:: Problem to solve ::
State how many lines in these records contain the word "screenshot", and nothing else.

:: Input for this task ::
━━━━

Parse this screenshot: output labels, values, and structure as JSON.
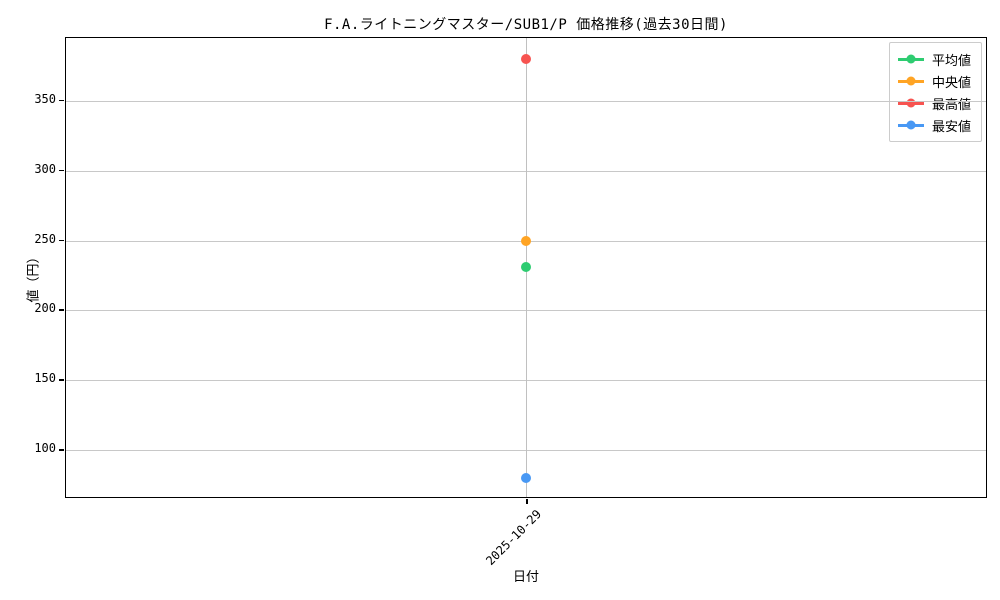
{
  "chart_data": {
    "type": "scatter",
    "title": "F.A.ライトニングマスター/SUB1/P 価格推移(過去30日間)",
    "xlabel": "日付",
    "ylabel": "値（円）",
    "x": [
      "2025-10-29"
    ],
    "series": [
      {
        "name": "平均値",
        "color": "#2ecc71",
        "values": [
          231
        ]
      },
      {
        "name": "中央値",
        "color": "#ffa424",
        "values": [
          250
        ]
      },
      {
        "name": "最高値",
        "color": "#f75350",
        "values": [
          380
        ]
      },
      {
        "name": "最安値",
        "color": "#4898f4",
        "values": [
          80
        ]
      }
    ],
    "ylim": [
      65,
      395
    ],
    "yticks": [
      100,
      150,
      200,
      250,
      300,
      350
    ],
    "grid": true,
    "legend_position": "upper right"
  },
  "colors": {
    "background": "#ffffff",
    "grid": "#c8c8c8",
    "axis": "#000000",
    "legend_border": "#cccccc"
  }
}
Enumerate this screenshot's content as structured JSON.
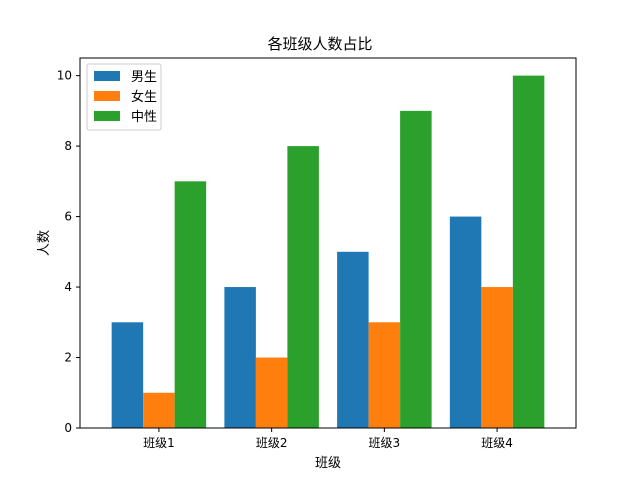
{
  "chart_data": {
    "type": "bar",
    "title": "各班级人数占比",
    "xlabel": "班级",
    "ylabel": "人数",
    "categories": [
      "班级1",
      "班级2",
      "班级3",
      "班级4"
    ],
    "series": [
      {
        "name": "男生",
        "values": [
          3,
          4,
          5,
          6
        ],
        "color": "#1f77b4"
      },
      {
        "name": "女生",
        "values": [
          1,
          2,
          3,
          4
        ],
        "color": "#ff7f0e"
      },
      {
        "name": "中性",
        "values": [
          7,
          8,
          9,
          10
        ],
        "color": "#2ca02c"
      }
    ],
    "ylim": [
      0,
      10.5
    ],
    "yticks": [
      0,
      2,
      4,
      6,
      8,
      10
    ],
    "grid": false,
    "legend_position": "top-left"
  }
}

━━━━

:: Solution ::
2